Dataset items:

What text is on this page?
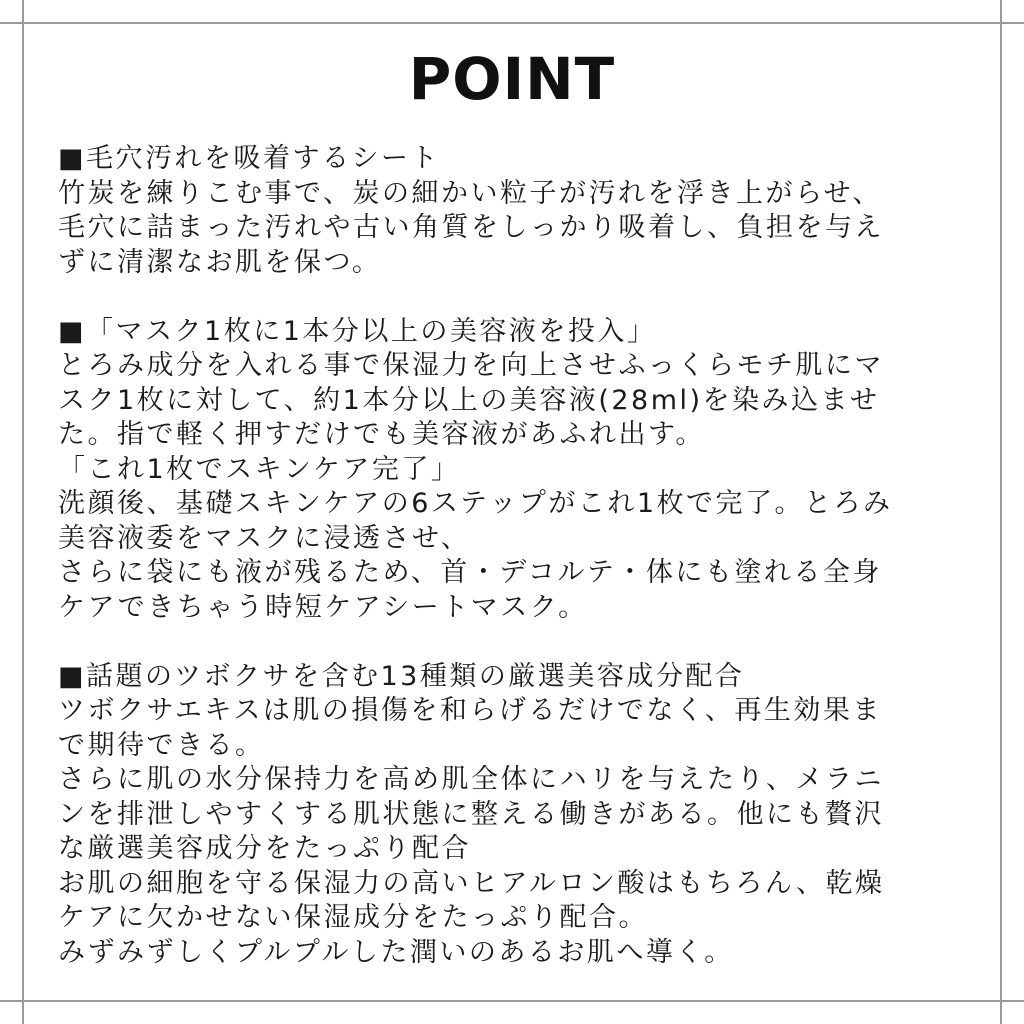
POINT
■毛穴汚れを吸着するシート
竹炭を練りこむ事で、炭の細かい粒子が汚れを浮き上がらせ、
毛穴に詰まった汚れや古い角質をしっかり吸着し、負担を与え
ずに清潔なお肌を保つ。
■「マスク1枚に1本分以上の美容液を投入」
とろみ成分を入れる事で保湿力を向上させふっくらモチ肌にマ
スク1枚に対して、約1本分以上の美容液(28ml)を染み込ませ
た。指で軽く押すだけでも美容液があふれ出す。
「これ1枚でスキンケア完了」
洗顔後、基礎スキンケアの6ステップがこれ1枚で完了。とろみ
美容液委をマスクに浸透させ、
さらに袋にも液が残るため、首・デコルテ・体にも塗れる全身
ケアできちゃう時短ケアシートマスク。
■話題のツボクサを含む13種類の厳選美容成分配合
ツボクサエキスは肌の損傷を和らげるだけでなく、再生効果ま
で期待できる。
さらに肌の水分保持力を高め肌全体にハリを与えたり、メラニ
ンを排泄しやすくする肌状態に整える働きがある。他にも贅沢
な厳選美容成分をたっぷり配合
お肌の細胞を守る保湿力の高いヒアルロン酸はもちろん、乾燥
ケアに欠かせない保湿成分をたっぷり配合。
みずみずしくプルプルした潤いのあるお肌へ導く。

_Work to be completed:_ Quote in full the listing given above; the images are to be left out.

_Complete output:_
What text is on this page?
POINT
■毛穴汚れを吸着するシート
竹炭を練りこむ事で、炭の細かい粒子が汚れを浮き上がらせ、
毛穴に詰まった汚れや古い角質をしっかり吸着し、負担を与え
ずに清潔なお肌を保つ。
■「マスク1枚に1本分以上の美容液を投入」
とろみ成分を入れる事で保湿力を向上させふっくらモチ肌にマ
スク1枚に対して、約1本分以上の美容液(28ml)を染み込ませ
た。指で軽く押すだけでも美容液があふれ出す。
「これ1枚でスキンケア完了」
洗顔後、基礎スキンケアの6ステップがこれ1枚で完了。とろみ
美容液委をマスクに浸透させ、
さらに袋にも液が残るため、首・デコルテ・体にも塗れる全身
ケアできちゃう時短ケアシートマスク。
■話題のツボクサを含む13種類の厳選美容成分配合
ツボクサエキスは肌の損傷を和らげるだけでなく、再生効果ま
で期待できる。
さらに肌の水分保持力を高め肌全体にハリを与えたり、メラニ
ンを排泄しやすくする肌状態に整える働きがある。他にも贅沢
な厳選美容成分をたっぷり配合
お肌の細胞を守る保湿力の高いヒアルロン酸はもちろん、乾燥
ケアに欠かせない保湿成分をたっぷり配合。
みずみずしくプルプルした潤いのあるお肌へ導く。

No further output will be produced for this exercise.